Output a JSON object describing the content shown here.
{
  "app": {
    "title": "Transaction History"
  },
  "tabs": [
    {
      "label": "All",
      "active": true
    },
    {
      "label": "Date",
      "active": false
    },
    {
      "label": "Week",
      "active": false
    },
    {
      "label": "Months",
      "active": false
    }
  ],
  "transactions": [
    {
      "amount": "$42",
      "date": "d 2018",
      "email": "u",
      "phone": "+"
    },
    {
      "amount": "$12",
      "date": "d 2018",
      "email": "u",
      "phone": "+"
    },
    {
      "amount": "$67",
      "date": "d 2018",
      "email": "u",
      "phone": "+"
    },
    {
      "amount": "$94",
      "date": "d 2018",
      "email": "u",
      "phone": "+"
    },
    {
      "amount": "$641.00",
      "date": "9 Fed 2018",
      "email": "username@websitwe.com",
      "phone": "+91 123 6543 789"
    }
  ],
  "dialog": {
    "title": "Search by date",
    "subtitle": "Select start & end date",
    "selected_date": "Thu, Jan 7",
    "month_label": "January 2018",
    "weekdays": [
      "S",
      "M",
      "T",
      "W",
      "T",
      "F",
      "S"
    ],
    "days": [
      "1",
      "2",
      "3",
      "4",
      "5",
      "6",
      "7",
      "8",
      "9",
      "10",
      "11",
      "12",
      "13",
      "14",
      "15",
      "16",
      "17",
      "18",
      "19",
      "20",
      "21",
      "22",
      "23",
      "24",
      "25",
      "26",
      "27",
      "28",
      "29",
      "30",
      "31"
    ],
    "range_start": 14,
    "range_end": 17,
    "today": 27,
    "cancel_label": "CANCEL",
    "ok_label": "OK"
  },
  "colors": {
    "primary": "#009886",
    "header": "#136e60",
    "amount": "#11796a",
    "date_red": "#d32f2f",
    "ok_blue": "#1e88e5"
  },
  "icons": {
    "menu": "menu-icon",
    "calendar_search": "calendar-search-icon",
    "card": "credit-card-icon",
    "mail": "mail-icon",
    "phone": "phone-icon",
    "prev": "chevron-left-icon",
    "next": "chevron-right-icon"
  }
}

● ● ● ● ● ● ●

= Problem =
Show each line holding the word "amount".

= Full response =
      "amount": "$42",
      "amount": "$12",
      "amount": "$67",
      "amount": "$94",
      "amount": "$641.00",
    "amount": "#11796a",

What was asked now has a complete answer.